| Entries with figure data |
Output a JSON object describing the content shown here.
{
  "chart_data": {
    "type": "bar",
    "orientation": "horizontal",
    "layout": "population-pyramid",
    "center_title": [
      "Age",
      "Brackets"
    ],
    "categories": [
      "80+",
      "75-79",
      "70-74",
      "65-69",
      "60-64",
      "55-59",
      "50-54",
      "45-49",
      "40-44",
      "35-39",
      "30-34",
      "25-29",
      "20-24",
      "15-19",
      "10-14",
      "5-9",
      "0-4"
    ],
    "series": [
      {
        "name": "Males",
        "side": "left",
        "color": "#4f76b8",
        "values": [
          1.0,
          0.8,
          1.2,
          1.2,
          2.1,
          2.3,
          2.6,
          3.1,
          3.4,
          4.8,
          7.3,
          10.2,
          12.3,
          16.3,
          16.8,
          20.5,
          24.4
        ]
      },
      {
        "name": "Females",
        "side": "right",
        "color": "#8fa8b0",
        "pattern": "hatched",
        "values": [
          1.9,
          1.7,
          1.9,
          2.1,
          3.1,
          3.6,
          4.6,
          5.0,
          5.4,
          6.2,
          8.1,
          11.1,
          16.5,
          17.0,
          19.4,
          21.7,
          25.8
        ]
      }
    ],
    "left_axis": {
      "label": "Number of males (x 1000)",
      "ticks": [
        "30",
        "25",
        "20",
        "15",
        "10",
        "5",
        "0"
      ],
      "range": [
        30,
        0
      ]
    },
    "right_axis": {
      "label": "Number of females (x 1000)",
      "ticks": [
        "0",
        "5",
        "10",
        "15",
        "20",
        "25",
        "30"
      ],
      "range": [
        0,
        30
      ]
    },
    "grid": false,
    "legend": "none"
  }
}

| The problem |
Repeat the material word for word, in full.

| Solution to the exercise |
Output a JSON object describing the content shown here.
{
  "chart_data": {
    "type": "bar",
    "orientation": "horizontal",
    "layout": "population-pyramid",
    "center_title": [
      "Age",
      "Brackets"
    ],
    "categories": [
      "80+",
      "75-79",
      "70-74",
      "65-69",
      "60-64",
      "55-59",
      "50-54",
      "45-49",
      "40-44",
      "35-39",
      "30-34",
      "25-29",
      "20-24",
      "15-19",
      "10-14",
      "5-9",
      "0-4"
    ],
    "series": [
      {
        "name": "Males",
        "side": "left",
        "color": "#4f76b8",
        "values": [
          1.0,
          0.8,
          1.2,
          1.2,
          2.1,
          2.3,
          2.6,
          3.1,
          3.4,
          4.8,
          7.3,
          10.2,
          12.3,
          16.3,
          16.8,
          20.5,
          24.4
        ]
      },
      {
        "name": "Females",
        "side": "right",
        "color": "#8fa8b0",
        "pattern": "hatched",
        "values": [
          1.9,
          1.7,
          1.9,
          2.1,
          3.1,
          3.6,
          4.6,
          5.0,
          5.4,
          6.2,
          8.1,
          11.1,
          16.5,
          17.0,
          19.4,
          21.7,
          25.8
        ]
      }
    ],
    "left_axis": {
      "label": "Number of males (x 1000)",
      "ticks": [
        "30",
        "25",
        "20",
        "15",
        "10",
        "5",
        "0"
      ],
      "range": [
        30,
        0
      ]
    },
    "right_axis": {
      "label": "Number of females (x 1000)",
      "ticks": [
        "0",
        "5",
        "10",
        "15",
        "20",
        "25",
        "30"
      ],
      "range": [
        0,
        30
      ]
    },
    "grid": false,
    "legend": "none"
  }
}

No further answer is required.